Your task: Quote every entry word for word.
________________________________________
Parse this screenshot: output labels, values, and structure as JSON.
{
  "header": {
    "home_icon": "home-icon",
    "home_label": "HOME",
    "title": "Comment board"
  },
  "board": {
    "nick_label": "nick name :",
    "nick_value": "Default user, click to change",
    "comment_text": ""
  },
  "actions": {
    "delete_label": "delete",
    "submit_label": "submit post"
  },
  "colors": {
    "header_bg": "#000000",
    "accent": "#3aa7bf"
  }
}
________________________________________
Reply:
Parse this screenshot: output labels, values, and structure as JSON.
{
  "header": {
    "home_icon": "home-icon",
    "home_label": "HOME",
    "title": "Comment board"
  },
  "board": {
    "nick_label": "nick name :",
    "nick_value": "Default user, click to change",
    "comment_text": ""
  },
  "actions": {
    "delete_label": "delete",
    "submit_label": "submit post"
  },
  "colors": {
    "header_bg": "#000000",
    "accent": "#3aa7bf"
  }
}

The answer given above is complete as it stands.